▶ **TEXT SHOWN**
- - - -

Trasfigurazione di Nostro Signore Gesù Cristo is a 20th century Fascist-era parish and titular church at Piazza della Trasfigurazione 2 in the suburb of Monteverde Nuovo. This is in the Gianicolense quarter. Pictures of the church at Wikimedia Commons are here.
The dedication is to the Transfiguration of our Lord Jesus Christ Christ.
History[]
The church was designed by Tullio Rossi, and completed in 1936. The parish was set up in the same year.
There was a recent restoration of the external façade, involving different colours for the paintwork.
The church was made titular in 2001, and the present cardinal priest is Pedro Rubiano Sáenz.
Exterior[]
Layout and fabric[]
The church has a typical basilical layout. There is a central nave of six bays with aisles, a transept of one bay and a tall semi-circular apse. The transept has two sub-bays structurally. The near half of each end at the top of each aisle is as wide as the aisle, but the far half is narrower and contains a side chapel. The top outer corner of this chapel is rounded.
All the roofs of the main edifice are flat. However, there is an external chapel off the near end of the left hand aisle which has a pitched, hipped and tiled roof.
The aisle walls are blank, rendered in a beige colour. The upper central nave walls are also in beige, but have six round-headed windows on each side with frames in a darker brown. Each of these windows has a device in its semi-circular top bit in the form of a cross over a circle.

- - - -

▶ **ENTRIES SUPPLIED**
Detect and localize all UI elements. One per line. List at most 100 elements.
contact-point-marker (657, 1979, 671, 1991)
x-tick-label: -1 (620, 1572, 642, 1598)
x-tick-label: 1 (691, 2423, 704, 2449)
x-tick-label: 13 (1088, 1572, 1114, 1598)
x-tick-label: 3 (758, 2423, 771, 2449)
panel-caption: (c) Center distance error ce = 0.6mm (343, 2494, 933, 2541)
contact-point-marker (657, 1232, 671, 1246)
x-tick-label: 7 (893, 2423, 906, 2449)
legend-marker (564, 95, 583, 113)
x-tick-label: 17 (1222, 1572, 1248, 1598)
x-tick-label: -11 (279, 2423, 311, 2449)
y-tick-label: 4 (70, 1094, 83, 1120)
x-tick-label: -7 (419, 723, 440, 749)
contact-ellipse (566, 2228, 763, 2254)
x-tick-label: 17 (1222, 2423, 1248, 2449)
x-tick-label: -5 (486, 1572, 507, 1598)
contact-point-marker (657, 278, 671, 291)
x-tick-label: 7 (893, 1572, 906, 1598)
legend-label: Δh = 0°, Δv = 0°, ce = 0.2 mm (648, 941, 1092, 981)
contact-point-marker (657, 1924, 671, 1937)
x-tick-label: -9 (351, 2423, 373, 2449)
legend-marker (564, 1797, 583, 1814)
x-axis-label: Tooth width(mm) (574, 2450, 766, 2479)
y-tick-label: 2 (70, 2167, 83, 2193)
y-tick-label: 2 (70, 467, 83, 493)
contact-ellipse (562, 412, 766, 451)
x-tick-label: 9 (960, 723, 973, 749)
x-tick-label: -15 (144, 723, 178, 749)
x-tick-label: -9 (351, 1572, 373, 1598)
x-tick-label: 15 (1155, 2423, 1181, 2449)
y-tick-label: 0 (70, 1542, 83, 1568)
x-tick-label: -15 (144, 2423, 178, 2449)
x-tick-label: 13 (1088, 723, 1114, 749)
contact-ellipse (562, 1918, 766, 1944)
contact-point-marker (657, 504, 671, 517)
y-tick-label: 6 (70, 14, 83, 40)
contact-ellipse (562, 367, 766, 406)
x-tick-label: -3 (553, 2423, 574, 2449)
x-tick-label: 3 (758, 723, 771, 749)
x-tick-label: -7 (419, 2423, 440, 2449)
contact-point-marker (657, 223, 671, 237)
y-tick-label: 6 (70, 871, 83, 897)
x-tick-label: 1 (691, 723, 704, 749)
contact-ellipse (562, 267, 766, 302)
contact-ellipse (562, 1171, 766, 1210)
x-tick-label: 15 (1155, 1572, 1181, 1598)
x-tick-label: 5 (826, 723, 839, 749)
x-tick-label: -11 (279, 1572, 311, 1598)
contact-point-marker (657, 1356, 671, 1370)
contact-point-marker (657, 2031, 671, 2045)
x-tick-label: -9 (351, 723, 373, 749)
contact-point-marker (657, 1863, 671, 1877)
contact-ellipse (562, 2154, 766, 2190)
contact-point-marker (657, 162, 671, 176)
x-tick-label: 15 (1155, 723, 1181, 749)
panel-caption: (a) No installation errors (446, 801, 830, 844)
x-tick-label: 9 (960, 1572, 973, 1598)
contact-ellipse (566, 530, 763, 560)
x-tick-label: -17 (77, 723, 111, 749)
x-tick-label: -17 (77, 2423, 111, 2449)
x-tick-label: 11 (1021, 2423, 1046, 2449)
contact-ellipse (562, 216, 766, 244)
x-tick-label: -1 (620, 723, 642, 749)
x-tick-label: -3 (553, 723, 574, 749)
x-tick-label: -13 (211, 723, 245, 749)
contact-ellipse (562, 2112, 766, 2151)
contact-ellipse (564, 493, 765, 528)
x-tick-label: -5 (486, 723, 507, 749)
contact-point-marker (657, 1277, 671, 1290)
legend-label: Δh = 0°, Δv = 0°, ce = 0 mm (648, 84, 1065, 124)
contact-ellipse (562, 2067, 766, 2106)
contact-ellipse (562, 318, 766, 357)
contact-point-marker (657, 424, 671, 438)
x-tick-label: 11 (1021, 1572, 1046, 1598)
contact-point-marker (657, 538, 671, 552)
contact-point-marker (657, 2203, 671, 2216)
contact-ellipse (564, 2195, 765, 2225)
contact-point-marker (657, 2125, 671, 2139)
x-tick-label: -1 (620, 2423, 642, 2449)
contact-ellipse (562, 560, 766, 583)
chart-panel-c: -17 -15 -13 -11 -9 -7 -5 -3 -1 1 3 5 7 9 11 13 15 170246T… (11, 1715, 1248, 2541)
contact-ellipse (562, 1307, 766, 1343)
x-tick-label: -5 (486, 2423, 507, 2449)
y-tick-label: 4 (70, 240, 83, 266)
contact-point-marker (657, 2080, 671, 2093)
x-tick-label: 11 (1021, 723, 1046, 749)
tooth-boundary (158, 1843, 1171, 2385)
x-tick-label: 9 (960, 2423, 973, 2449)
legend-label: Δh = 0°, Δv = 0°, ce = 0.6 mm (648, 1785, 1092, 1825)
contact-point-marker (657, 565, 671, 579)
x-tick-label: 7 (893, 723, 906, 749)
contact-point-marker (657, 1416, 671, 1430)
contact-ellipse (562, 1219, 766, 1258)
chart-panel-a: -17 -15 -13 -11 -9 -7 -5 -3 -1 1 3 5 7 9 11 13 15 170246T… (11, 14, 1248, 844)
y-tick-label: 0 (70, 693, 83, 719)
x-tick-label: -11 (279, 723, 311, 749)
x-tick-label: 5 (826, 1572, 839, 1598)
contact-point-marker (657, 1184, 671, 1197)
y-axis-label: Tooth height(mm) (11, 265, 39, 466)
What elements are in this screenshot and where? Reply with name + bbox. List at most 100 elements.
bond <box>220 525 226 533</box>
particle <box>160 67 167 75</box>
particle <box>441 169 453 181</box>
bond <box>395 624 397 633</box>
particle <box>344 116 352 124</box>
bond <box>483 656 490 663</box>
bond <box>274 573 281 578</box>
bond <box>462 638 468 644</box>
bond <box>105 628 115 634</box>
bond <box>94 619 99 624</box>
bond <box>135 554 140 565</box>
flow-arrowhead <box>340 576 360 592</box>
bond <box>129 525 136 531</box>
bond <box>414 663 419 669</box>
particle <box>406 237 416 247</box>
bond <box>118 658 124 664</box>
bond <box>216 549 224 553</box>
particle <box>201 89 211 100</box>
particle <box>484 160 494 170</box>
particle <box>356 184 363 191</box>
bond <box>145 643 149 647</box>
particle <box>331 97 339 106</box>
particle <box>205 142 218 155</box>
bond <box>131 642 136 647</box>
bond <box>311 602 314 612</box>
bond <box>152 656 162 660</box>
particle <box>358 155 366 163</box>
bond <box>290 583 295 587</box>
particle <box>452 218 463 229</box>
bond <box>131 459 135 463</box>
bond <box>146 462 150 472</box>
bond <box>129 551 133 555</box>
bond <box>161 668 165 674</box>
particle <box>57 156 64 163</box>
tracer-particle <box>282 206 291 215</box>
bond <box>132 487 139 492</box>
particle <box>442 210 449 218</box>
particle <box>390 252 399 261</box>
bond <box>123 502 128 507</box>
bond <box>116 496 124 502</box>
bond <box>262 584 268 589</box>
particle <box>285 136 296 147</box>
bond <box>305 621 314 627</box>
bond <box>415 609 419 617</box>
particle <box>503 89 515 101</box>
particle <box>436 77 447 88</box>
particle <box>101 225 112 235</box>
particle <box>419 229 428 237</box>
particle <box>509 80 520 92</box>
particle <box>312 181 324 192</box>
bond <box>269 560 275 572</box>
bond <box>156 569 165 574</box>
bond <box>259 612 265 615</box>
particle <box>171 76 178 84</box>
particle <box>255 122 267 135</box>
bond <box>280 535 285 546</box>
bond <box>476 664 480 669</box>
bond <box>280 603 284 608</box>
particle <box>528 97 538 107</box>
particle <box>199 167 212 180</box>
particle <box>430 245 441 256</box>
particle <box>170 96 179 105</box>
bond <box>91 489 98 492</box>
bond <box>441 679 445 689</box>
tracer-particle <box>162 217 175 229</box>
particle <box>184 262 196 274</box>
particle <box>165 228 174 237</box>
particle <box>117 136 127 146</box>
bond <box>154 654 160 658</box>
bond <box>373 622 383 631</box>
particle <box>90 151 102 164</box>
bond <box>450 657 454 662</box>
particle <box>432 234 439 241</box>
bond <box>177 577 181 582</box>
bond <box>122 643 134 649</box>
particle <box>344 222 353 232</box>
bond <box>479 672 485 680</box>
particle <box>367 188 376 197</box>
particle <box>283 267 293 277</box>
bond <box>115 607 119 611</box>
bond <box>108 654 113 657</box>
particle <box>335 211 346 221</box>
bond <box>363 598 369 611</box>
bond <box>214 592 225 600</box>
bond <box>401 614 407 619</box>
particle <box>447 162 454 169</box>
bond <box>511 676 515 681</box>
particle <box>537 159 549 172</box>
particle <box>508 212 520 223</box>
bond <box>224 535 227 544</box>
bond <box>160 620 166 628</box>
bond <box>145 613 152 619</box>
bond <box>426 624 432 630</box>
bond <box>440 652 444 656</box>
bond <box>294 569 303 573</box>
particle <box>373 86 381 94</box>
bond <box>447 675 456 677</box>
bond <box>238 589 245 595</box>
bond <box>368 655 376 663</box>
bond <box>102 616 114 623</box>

- - - -

▶ **DIRECTIVE A**
Rewrite the passage of the text on the Transfiguration church between "The aisle walls" and "over a circle.", inclusive, using "cream" in place of "beige".
▶ **DIRECTIVE B**
Does the text on the Transfiguration church support each statement? Answer yes or no for each, and quote the words that decide it. (i) The church was completed in 1936. (ii) The roofs of the main edifice are pitched. (iii) The central nave has six bays.

▶ **RIGHT ANSWER A**
The aisle walls are blank, rendered in a cream colour. The upper central nave walls are also in cream, but have six round-headed windows on each side with frames in a darker brown. Each of these windows has a device in its semi-circular top bit in the form of a cross over a circle.

▶ **RIGHT ANSWER B**
(i) Yes: "completed in 1936."
(ii) No: "All the roofs of the main edifice are flat."
(iii) Yes: "There is a central nave of six bays with aisles"